BEGIN

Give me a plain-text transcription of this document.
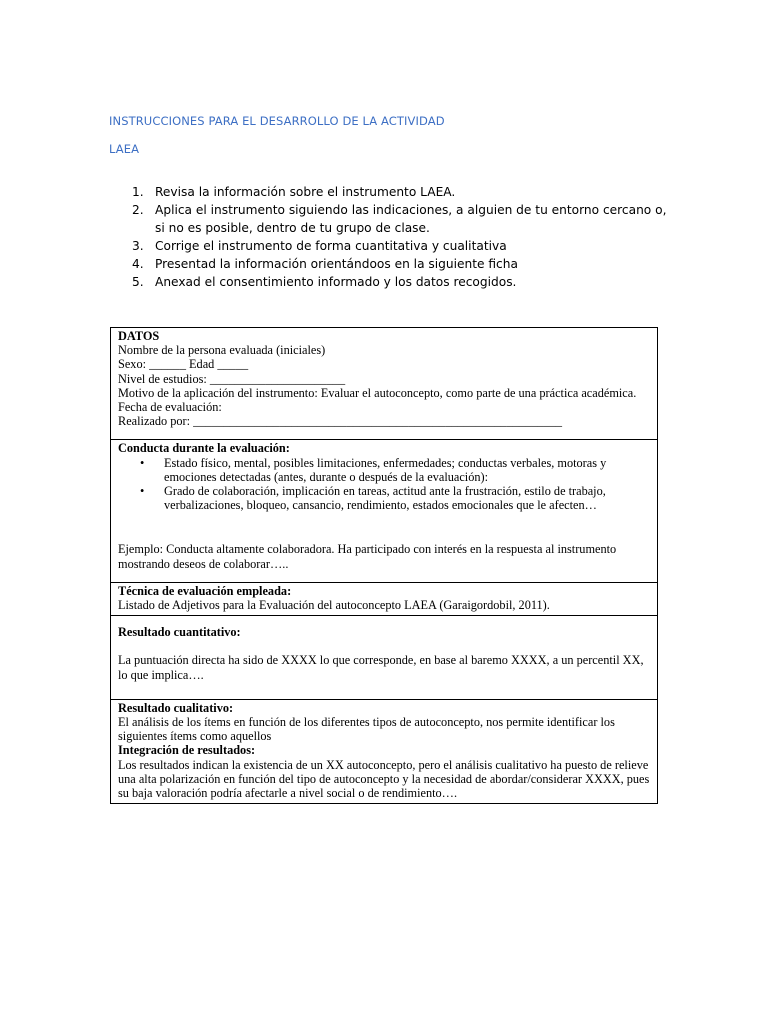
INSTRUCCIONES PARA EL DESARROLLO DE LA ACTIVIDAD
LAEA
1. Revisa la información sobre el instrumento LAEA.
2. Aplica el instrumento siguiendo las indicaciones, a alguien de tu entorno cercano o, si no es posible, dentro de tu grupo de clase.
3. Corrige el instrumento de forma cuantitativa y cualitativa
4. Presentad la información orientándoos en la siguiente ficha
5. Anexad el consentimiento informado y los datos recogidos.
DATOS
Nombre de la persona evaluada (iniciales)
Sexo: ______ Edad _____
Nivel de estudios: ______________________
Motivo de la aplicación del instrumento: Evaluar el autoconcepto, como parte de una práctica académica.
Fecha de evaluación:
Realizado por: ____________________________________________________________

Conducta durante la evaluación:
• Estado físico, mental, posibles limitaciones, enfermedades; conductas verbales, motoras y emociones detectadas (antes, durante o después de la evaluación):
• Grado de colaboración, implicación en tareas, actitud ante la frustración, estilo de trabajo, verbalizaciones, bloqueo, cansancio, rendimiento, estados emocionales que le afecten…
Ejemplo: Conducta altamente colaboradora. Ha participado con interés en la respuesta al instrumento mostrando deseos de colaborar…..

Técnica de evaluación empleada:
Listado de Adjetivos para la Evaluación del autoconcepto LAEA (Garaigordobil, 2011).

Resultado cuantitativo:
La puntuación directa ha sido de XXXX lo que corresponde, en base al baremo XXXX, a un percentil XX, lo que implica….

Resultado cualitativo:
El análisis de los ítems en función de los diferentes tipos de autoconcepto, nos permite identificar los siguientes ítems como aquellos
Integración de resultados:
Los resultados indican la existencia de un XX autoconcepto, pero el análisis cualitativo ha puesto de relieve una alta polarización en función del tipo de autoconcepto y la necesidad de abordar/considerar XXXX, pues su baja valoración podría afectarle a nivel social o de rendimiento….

END

**Stated task:**
Quote the data exactly, leaving every image out of the copy.

**Task solution:**
Give me a plain-text transcription of this document.
INSTRUCCIONES PARA EL DESARROLLO DE LA ACTIVIDAD
LAEA
1. Revisa la información sobre el instrumento LAEA.
2. Aplica el instrumento siguiendo las indicaciones, a alguien de tu entorno cercano o, si no es posible, dentro de tu grupo de clase.
3. Corrige el instrumento de forma cuantitativa y cualitativa
4. Presentad la información orientándoos en la siguiente ficha
5. Anexad el consentimiento informado y los datos recogidos.
DATOS
Nombre de la persona evaluada (iniciales)
Sexo: ______ Edad _____
Nivel de estudios: ______________________
Motivo de la aplicación del instrumento: Evaluar el autoconcepto, como parte de una práctica académica.
Fecha de evaluación:
Realizado por: ____________________________________________________________

Conducta durante la evaluación:
• Estado físico, mental, posibles limitaciones, enfermedades; conductas verbales, motoras y emociones detectadas (antes, durante o después de la evaluación):
• Grado de colaboración, implicación en tareas, actitud ante la frustración, estilo de trabajo, verbalizaciones, bloqueo, cansancio, rendimiento, estados emocionales que le afecten…
Ejemplo: Conducta altamente colaboradora. Ha participado con interés en la respuesta al instrumento mostrando deseos de colaborar…..

Técnica de evaluación empleada:
Listado de Adjetivos para la Evaluación del autoconcepto LAEA (Garaigordobil, 2011).

Resultado cuantitativo:
La puntuación directa ha sido de XXXX lo que corresponde, en base al baremo XXXX, a un percentil XX, lo que implica….

Resultado cualitativo:
El análisis de los ítems en función de los diferentes tipos de autoconcepto, nos permite identificar los siguientes ítems como aquellos
Integración de resultados:
Los resultados indican la existencia de un XX autoconcepto, pero el análisis cualitativo ha puesto de relieve una alta polarización en función del tipo de autoconcepto y la necesidad de abordar/considerar XXXX, pues su baja valoración podría afectarle a nivel social o de rendimiento….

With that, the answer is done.